— Start DATA FOR THE TASK —

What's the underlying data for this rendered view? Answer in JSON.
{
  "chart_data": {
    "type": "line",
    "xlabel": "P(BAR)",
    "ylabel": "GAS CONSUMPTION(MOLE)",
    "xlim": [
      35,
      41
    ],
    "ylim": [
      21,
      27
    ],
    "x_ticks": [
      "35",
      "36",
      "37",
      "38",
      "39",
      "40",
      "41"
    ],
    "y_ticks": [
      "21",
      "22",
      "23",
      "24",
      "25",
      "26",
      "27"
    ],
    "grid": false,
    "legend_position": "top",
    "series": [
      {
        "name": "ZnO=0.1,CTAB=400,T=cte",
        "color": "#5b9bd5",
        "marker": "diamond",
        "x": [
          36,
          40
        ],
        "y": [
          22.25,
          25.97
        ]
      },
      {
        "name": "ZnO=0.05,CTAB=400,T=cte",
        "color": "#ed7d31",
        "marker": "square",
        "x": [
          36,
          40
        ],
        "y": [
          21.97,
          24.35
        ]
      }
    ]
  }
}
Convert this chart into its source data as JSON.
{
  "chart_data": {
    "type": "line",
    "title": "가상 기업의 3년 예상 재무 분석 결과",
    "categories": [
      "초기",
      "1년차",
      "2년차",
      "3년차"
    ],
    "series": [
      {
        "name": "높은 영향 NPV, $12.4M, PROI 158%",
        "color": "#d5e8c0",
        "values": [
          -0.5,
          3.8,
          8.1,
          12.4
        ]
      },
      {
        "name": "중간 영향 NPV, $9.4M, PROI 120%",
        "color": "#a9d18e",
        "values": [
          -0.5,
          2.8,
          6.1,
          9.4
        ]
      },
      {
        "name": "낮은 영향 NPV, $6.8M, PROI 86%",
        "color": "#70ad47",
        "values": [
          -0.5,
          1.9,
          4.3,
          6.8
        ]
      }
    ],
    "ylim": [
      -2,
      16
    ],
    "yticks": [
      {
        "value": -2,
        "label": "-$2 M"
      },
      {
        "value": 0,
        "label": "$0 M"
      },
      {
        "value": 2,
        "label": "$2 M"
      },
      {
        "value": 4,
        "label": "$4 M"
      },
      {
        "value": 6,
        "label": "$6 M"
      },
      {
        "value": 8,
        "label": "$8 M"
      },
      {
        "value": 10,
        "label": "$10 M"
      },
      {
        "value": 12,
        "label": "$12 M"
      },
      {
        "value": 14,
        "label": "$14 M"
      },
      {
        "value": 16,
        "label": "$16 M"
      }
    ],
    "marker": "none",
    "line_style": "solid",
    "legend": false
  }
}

— End DATA FOR THE TASK —

TASK OBJECTIVE » All entries must be repeated verbatim.

RESPONSE TO THE EXERCISE »
What's the underlying data for this rendered view? Answer in JSON.
{
  "chart_data": {
    "type": "line",
    "xlabel": "P(BAR)",
    "ylabel": "GAS CONSUMPTION(MOLE)",
    "xlim": [
      35,
      41
    ],
    "ylim": [
      21,
      27
    ],
    "x_ticks": [
      "35",
      "36",
      "37",
      "38",
      "39",
      "40",
      "41"
    ],
    "y_ticks": [
      "21",
      "22",
      "23",
      "24",
      "25",
      "26",
      "27"
    ],
    "grid": false,
    "legend_position": "top",
    "series": [
      {
        "name": "ZnO=0.1,CTAB=400,T=cte",
        "color": "#5b9bd5",
        "marker": "diamond",
        "x": [
          36,
          40
        ],
        "y": [
          22.25,
          25.97
        ]
      },
      {
        "name": "ZnO=0.05,CTAB=400,T=cte",
        "color": "#ed7d31",
        "marker": "square",
        "x": [
          36,
          40
        ],
        "y": [
          21.97,
          24.35
        ]
      }
    ]
  }
}
Convert this chart into its source data as JSON.
{
  "chart_data": {
    "type": "line",
    "title": "가상 기업의 3년 예상 재무 분석 결과",
    "categories": [
      "초기",
      "1년차",
      "2년차",
      "3년차"
    ],
    "series": [
      {
        "name": "높은 영향 NPV, $12.4M, PROI 158%",
        "color": "#d5e8c0",
        "values": [
          -0.5,
          3.8,
          8.1,
          12.4
        ]
      },
      {
        "name": "중간 영향 NPV, $9.4M, PROI 120%",
        "color": "#a9d18e",
        "values": [
          -0.5,
          2.8,
          6.1,
          9.4
        ]
      },
      {
        "name": "낮은 영향 NPV, $6.8M, PROI 86%",
        "color": "#70ad47",
        "values": [
          -0.5,
          1.9,
          4.3,
          6.8
        ]
      }
    ],
    "ylim": [
      -2,
      16
    ],
    "yticks": [
      {
        "value": -2,
        "label": "-$2 M"
      },
      {
        "value": 0,
        "label": "$0 M"
      },
      {
        "value": 2,
        "label": "$2 M"
      },
      {
        "value": 4,
        "label": "$4 M"
      },
      {
        "value": 6,
        "label": "$6 M"
      },
      {
        "value": 8,
        "label": "$8 M"
      },
      {
        "value": 10,
        "label": "$10 M"
      },
      {
        "value": 12,
        "label": "$12 M"
      },
      {
        "value": 14,
        "label": "$14 M"
      },
      {
        "value": 16,
        "label": "$16 M"
      }
    ],
    "marker": "none",
    "line_style": "solid",
    "legend": false
  }
}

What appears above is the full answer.